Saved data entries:
┌──

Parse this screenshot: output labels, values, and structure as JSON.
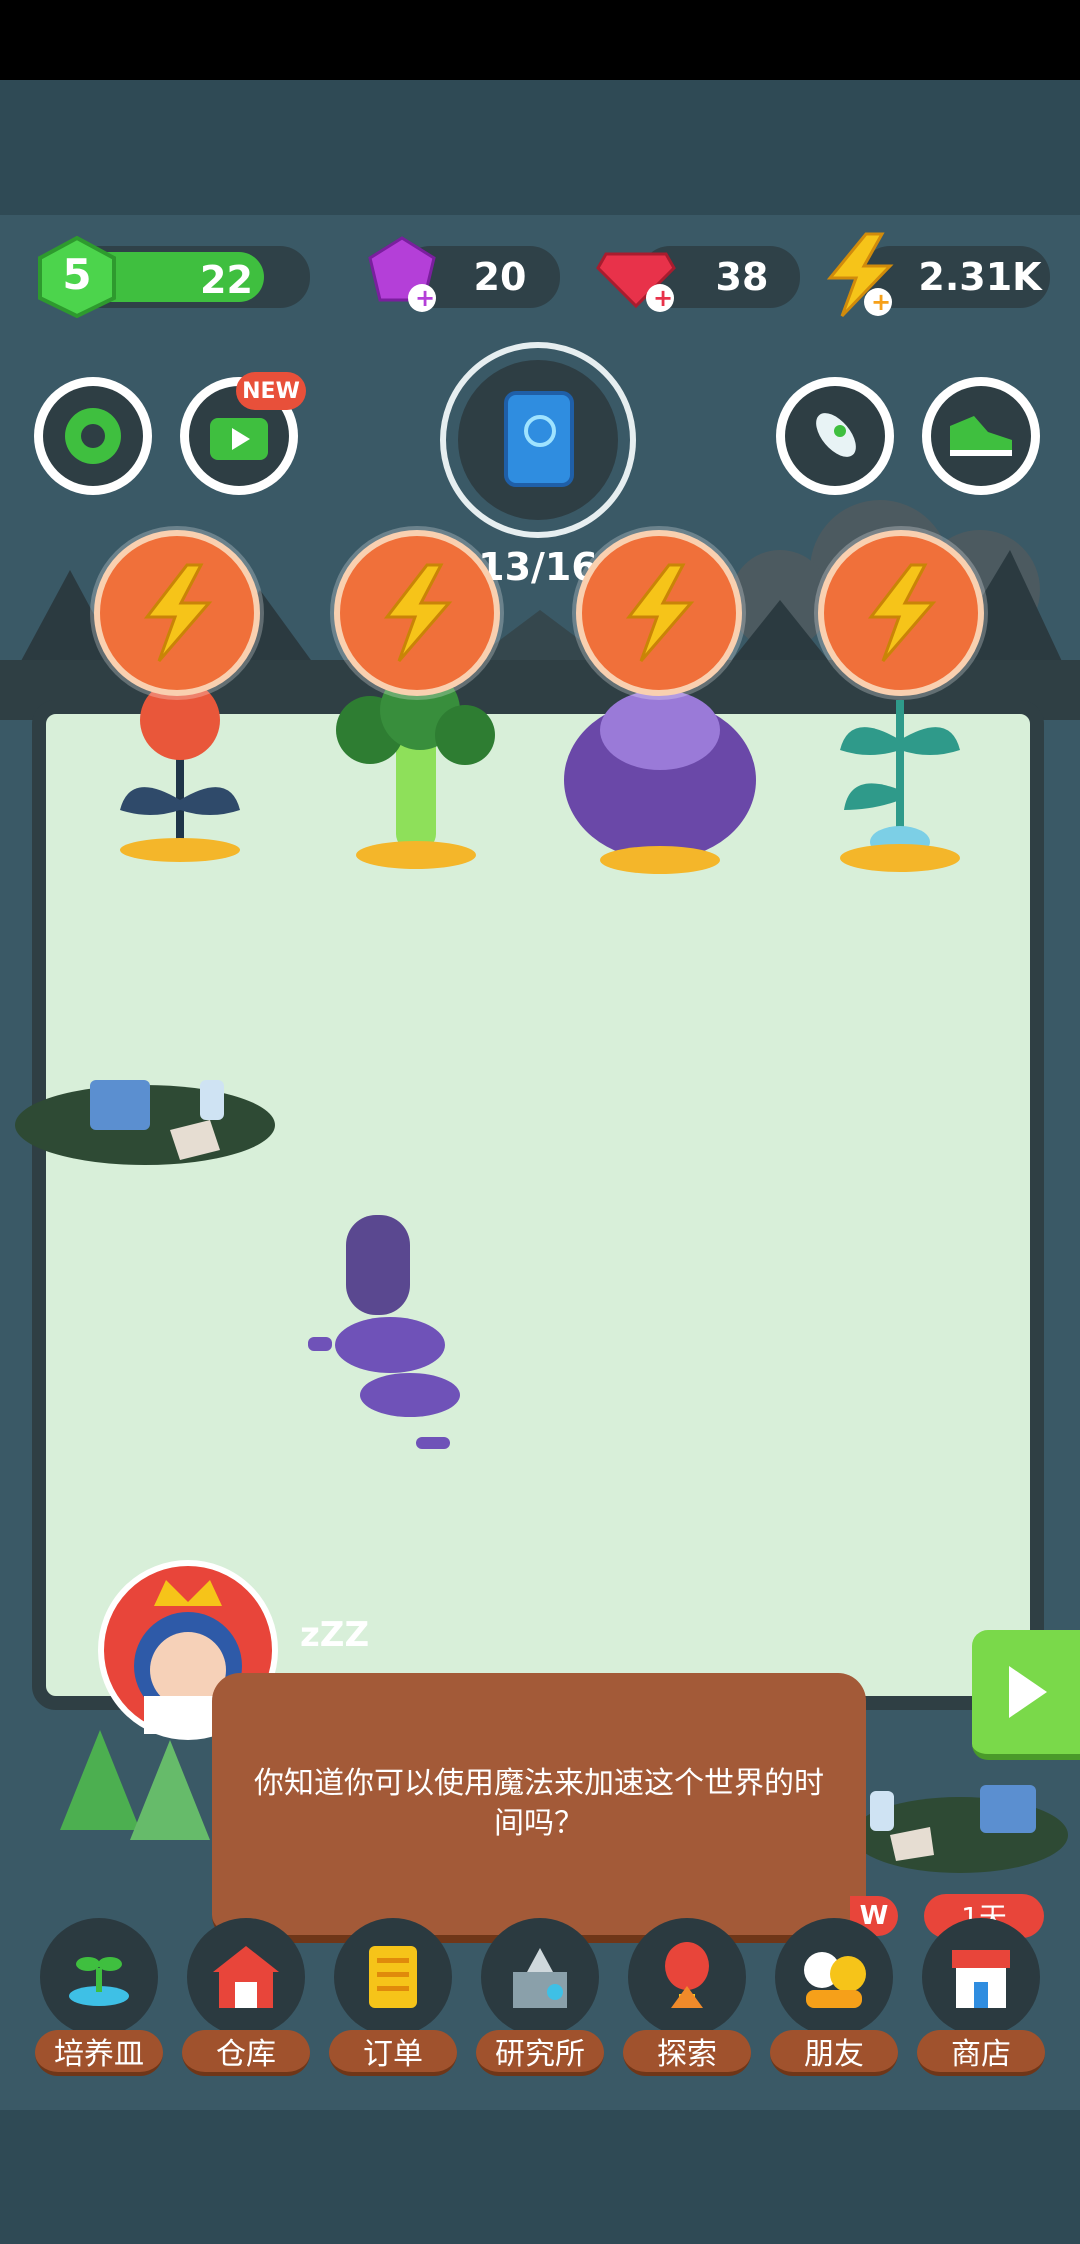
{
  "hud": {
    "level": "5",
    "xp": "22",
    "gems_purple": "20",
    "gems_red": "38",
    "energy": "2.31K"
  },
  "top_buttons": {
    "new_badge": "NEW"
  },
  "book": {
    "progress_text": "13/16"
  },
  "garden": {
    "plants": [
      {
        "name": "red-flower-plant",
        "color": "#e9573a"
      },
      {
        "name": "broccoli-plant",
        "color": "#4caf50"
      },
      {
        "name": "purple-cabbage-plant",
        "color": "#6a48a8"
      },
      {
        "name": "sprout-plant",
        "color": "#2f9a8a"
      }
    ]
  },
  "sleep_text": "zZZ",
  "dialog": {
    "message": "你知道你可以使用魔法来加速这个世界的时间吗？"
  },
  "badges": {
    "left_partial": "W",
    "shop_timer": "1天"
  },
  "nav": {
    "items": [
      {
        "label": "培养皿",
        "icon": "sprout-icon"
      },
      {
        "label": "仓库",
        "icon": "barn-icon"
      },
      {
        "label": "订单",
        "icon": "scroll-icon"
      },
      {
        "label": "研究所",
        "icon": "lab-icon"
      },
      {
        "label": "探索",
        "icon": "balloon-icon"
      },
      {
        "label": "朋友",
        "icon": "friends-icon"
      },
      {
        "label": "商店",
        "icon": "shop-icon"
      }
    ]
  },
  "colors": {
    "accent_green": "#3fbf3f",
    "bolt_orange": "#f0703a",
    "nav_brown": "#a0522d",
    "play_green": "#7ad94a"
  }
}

└──

→ TASK DESCRIPTION: Quote the records in their entirety, keeping the wording exact and excluding pictures.

→ COMPLETED TASK:
Parse this screenshot: output labels, values, and structure as JSON.
{
  "hud": {
    "level": "5",
    "xp": "22",
    "gems_purple": "20",
    "gems_red": "38",
    "energy": "2.31K"
  },
  "top_buttons": {
    "new_badge": "NEW"
  },
  "book": {
    "progress_text": "13/16"
  },
  "garden": {
    "plants": [
      {
        "name": "red-flower-plant",
        "color": "#e9573a"
      },
      {
        "name": "broccoli-plant",
        "color": "#4caf50"
      },
      {
        "name": "purple-cabbage-plant",
        "color": "#6a48a8"
      },
      {
        "name": "sprout-plant",
        "color": "#2f9a8a"
      }
    ]
  },
  "sleep_text": "zZZ",
  "dialog": {
    "message": "你知道你可以使用魔法来加速这个世界的时间吗？"
  },
  "badges": {
    "left_partial": "W",
    "shop_timer": "1天"
  },
  "nav": {
    "items": [
      {
        "label": "培养皿",
        "icon": "sprout-icon"
      },
      {
        "label": "仓库",
        "icon": "barn-icon"
      },
      {
        "label": "订单",
        "icon": "scroll-icon"
      },
      {
        "label": "研究所",
        "icon": "lab-icon"
      },
      {
        "label": "探索",
        "icon": "balloon-icon"
      },
      {
        "label": "朋友",
        "icon": "friends-icon"
      },
      {
        "label": "商店",
        "icon": "shop-icon"
      }
    ]
  },
  "colors": {
    "accent_green": "#3fbf3f",
    "bolt_orange": "#f0703a",
    "nav_brown": "#a0522d",
    "play_green": "#7ad94a"
  }
}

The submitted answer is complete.